▶

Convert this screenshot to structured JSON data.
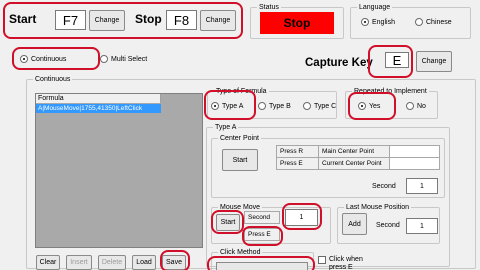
{
  "hotkeys": {
    "start_label": "Start",
    "start_key": "F7",
    "stop_label": "Stop",
    "stop_key": "F8",
    "change_label": "Change"
  },
  "status": {
    "legend": "Status",
    "value": "Stop",
    "color": "#ff0000"
  },
  "language": {
    "legend": "Language",
    "options": [
      {
        "label": "English",
        "selected": true
      },
      {
        "label": "Chinese",
        "selected": false
      }
    ]
  },
  "mode": {
    "options": [
      {
        "label": "Continuous",
        "selected": true
      },
      {
        "label": "Multi Select",
        "selected": false
      }
    ]
  },
  "capture": {
    "label": "Capture Key",
    "key": "E",
    "change_label": "Change"
  },
  "continuous": {
    "legend": "Continuous",
    "list_header": "Formula",
    "list_items": [
      "A|MouseMove|1755,41350|LeftClick"
    ],
    "buttons": [
      "Clear",
      "Insert",
      "Delete",
      "Load",
      "Save"
    ]
  },
  "formula_type": {
    "legend": "Type of Formula",
    "options": [
      {
        "label": "Type A",
        "selected": true
      },
      {
        "label": "Type B",
        "selected": false
      },
      {
        "label": "Type C",
        "selected": false
      }
    ]
  },
  "repeat": {
    "legend": "Repeated to Implement",
    "options": [
      {
        "label": "Yes",
        "selected": true
      },
      {
        "label": "No",
        "selected": false
      }
    ]
  },
  "type_a": {
    "legend": "Type A",
    "center_point": {
      "legend": "Center Point",
      "start_label": "Start",
      "rows": [
        [
          "Press R",
          "Main Center Point",
          ""
        ],
        [
          "Press E",
          "Current Center Point",
          ""
        ]
      ],
      "second_label": "Second",
      "second_value": "1"
    },
    "mouse_move": {
      "legend": "Mouse Move",
      "start_label": "Start",
      "second_label": "Second",
      "second_value": "1",
      "press_label": "Press E"
    },
    "last_mouse": {
      "legend": "Last Mouse Position",
      "add_label": "Add",
      "second_label": "Second",
      "second_value": "1"
    },
    "click_method": {
      "legend": "Click Method",
      "option_label": "Click when press E"
    }
  }
}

◀

◆ Task to complete:
All lines holding the word "legend" should be picked out and copied.

◆ Task response:
    "legend": "Status",
    "legend": "Language",
    "legend": "Continuous",
    "legend": "Type of Formula",
    "legend": "Repeated to Implement",
    "legend": "Type A",
      "legend": "Center Point",
      "legend": "Mouse Move",
      "legend": "Last Mouse Position",
      "legend": "Click Method",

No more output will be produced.